"""

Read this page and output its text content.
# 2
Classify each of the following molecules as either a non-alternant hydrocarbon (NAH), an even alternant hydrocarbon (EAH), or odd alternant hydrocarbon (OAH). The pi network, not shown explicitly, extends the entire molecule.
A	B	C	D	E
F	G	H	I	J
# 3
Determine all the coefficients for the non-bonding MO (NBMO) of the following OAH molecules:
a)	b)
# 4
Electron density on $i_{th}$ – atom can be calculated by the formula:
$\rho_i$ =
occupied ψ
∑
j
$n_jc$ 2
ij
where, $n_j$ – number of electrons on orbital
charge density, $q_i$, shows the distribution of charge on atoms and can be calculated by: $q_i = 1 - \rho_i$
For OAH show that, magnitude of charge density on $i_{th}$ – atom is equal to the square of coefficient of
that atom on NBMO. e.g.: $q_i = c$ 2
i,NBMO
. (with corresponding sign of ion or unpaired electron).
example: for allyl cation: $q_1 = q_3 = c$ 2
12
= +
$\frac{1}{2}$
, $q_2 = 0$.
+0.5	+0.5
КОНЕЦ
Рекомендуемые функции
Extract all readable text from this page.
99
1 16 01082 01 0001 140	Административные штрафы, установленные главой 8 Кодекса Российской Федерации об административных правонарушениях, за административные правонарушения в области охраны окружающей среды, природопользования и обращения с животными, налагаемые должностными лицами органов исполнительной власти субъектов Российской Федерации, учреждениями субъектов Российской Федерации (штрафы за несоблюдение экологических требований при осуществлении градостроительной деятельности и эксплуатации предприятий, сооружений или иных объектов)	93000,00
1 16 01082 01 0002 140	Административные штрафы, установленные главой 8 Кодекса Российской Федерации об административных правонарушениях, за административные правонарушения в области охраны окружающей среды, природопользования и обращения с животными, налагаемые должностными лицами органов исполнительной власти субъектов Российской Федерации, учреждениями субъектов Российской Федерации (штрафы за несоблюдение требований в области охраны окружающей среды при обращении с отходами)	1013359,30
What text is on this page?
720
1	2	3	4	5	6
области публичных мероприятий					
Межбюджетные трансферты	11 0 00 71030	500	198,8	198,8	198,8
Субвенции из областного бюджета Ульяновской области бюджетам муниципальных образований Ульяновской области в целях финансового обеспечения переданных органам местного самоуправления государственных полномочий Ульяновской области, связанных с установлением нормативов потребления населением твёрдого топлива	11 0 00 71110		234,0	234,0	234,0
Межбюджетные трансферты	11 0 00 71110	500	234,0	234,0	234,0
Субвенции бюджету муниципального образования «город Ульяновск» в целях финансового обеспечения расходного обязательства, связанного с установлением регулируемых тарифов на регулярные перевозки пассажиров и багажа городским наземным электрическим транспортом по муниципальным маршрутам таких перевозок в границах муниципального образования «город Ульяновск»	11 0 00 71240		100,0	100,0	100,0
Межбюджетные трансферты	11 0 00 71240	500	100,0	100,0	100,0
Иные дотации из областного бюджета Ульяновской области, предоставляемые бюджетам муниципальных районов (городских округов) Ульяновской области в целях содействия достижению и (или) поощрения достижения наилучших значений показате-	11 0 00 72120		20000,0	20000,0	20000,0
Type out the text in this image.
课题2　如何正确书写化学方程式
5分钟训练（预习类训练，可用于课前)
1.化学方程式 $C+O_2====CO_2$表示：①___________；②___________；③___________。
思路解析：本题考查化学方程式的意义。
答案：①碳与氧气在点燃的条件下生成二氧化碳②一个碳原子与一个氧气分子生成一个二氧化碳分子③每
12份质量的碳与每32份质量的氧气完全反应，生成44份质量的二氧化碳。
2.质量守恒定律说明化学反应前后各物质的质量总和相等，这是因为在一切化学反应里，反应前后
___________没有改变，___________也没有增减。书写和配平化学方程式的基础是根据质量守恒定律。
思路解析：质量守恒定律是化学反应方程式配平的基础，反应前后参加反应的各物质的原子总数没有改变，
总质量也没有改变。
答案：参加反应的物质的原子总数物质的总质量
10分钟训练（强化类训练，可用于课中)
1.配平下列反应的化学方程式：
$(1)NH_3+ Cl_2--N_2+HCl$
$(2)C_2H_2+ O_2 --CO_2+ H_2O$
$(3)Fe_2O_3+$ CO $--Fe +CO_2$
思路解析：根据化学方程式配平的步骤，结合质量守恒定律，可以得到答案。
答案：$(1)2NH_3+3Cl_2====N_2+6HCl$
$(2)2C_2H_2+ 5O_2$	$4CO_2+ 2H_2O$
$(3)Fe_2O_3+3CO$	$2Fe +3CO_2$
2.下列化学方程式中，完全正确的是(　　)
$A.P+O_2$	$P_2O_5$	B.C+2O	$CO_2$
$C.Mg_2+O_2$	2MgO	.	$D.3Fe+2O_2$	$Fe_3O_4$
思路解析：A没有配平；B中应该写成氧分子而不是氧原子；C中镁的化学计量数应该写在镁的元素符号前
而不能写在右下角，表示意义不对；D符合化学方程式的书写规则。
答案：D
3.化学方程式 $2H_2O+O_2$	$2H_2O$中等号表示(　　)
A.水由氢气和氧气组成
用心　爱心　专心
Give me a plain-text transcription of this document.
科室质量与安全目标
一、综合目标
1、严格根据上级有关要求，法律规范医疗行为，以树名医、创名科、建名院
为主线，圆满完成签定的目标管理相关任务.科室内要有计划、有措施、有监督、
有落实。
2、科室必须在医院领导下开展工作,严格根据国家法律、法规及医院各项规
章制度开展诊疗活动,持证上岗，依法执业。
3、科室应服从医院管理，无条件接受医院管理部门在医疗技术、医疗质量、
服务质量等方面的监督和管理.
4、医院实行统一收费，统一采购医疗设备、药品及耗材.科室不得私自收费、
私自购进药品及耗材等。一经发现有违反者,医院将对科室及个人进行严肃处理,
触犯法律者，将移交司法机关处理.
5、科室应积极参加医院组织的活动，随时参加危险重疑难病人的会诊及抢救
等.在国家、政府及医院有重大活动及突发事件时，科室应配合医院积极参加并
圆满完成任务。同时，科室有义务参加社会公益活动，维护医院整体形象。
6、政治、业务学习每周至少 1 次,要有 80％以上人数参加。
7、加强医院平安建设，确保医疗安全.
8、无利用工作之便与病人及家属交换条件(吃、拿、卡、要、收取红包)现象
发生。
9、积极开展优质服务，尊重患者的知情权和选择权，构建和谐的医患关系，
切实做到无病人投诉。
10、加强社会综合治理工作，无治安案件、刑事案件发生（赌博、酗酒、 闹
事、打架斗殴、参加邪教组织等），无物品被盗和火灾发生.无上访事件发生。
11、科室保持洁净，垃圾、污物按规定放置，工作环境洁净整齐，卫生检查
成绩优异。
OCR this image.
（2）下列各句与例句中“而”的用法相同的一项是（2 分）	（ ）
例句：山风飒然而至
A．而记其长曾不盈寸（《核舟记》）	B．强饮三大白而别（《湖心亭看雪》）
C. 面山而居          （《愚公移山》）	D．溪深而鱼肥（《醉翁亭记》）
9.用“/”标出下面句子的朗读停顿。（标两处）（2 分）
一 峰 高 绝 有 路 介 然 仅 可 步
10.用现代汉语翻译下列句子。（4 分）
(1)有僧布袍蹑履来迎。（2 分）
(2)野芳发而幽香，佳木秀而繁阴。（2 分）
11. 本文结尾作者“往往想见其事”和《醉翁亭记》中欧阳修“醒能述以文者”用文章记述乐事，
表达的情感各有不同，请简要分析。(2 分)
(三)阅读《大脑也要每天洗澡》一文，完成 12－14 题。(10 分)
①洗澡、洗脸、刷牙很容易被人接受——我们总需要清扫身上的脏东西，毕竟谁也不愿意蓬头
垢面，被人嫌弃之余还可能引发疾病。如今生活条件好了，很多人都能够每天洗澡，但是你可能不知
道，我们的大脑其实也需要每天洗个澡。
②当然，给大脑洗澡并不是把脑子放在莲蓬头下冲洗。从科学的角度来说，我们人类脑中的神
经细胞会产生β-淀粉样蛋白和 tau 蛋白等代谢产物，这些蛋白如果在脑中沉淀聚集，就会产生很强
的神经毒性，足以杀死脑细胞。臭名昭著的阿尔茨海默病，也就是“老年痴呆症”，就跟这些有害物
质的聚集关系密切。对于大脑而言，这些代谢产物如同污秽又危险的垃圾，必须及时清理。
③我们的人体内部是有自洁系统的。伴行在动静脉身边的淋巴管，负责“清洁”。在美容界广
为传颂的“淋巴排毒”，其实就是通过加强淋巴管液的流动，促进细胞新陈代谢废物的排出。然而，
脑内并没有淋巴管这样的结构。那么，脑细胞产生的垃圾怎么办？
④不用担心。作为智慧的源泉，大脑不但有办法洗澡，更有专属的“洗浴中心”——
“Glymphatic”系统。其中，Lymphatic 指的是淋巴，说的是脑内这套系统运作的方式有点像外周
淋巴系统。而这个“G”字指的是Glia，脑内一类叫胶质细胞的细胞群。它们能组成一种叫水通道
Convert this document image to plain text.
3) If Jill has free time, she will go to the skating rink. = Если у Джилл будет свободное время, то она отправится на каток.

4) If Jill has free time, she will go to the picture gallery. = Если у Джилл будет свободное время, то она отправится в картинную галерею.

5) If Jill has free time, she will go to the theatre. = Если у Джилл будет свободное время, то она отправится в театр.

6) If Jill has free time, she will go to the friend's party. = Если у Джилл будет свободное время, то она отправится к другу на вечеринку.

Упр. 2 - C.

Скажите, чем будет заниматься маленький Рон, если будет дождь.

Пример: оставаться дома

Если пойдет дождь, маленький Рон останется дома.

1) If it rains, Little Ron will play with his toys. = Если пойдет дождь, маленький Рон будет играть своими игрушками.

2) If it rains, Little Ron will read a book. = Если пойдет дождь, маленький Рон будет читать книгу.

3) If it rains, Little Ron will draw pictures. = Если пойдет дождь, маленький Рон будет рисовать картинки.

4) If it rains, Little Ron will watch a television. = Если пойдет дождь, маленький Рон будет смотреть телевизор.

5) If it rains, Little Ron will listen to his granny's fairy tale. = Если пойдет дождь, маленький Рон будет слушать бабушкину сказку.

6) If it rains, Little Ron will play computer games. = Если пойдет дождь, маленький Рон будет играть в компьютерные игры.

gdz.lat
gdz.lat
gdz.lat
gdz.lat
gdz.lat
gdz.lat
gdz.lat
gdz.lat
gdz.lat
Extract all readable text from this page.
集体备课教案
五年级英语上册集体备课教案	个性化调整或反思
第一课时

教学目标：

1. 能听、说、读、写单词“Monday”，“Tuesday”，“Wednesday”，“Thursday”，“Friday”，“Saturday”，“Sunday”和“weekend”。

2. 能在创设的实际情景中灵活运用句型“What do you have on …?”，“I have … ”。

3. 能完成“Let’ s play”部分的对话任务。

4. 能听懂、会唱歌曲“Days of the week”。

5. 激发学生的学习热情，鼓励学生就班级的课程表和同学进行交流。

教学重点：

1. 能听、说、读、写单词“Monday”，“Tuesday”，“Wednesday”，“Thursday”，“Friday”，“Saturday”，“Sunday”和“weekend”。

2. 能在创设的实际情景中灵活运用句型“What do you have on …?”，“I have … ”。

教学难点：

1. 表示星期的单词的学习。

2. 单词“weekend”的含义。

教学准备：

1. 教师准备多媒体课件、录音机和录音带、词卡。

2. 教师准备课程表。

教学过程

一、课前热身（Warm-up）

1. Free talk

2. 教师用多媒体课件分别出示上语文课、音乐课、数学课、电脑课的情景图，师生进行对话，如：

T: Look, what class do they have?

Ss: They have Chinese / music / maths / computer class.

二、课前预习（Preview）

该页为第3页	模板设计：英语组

"""

EXERCISE DESCRIPTION> Pick out every line above that holds the word "NBMO" and copy it.

THE COMPLETED TASK>
Determine all the coefficients for the non-bonding MO (NBMO) of the following OAH molecules:
that atom on NBMO. e.g.: $q_i = c$ 2
i,NBMO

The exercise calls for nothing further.